**Requirement**
Which lines in the rows below contain the string "抱婴称重"? Select and copy each of them, with case counting toward a match.

[Coordinate annotation rows]
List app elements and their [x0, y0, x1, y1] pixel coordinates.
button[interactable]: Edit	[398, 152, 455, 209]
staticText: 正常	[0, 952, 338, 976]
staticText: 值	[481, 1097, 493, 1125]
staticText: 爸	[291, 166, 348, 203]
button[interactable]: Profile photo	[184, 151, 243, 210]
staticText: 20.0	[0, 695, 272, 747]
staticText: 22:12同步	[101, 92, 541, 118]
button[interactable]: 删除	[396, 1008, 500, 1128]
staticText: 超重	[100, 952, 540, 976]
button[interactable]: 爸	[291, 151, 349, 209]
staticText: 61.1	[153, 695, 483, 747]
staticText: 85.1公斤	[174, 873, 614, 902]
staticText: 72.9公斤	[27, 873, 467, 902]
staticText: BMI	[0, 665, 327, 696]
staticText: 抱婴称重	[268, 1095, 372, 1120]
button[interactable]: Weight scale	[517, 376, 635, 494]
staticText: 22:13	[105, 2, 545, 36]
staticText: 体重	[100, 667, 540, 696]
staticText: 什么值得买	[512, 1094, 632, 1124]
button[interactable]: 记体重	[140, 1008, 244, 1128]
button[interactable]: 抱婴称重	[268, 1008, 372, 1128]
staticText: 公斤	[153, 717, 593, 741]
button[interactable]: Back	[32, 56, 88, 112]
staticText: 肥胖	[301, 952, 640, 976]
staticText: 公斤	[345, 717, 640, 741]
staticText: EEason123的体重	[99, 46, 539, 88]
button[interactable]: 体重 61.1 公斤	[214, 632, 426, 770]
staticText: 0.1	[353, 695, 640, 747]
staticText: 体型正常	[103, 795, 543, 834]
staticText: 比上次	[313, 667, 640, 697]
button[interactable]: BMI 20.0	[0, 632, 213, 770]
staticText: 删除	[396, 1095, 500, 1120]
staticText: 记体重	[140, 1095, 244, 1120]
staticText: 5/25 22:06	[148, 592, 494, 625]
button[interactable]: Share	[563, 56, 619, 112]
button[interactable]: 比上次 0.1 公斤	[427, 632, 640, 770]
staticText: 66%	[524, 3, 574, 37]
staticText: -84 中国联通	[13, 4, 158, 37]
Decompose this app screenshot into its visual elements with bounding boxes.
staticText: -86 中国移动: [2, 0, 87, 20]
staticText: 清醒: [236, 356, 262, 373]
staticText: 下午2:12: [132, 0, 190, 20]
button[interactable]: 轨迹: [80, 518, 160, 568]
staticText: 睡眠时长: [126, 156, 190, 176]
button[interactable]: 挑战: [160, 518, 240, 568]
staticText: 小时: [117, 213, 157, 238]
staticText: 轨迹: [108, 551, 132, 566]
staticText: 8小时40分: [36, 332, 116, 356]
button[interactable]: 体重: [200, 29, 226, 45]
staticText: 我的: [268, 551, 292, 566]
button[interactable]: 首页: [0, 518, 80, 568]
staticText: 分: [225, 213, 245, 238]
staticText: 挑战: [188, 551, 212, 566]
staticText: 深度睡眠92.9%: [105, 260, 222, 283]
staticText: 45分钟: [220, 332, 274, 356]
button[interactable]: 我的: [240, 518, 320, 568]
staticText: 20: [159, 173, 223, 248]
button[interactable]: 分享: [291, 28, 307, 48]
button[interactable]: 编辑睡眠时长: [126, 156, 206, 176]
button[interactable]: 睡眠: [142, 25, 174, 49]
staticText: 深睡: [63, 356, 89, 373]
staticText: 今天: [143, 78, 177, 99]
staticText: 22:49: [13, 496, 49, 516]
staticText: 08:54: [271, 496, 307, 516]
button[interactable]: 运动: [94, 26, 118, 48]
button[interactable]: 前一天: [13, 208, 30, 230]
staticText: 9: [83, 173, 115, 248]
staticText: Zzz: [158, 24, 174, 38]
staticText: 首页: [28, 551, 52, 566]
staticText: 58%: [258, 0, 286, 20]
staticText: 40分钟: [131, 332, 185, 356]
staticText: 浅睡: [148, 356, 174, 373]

**Written reply**
staticText: 抱婴称重	[268, 1095, 372, 1120]
button[interactable]: 抱婴称重	[268, 1008, 372, 1128]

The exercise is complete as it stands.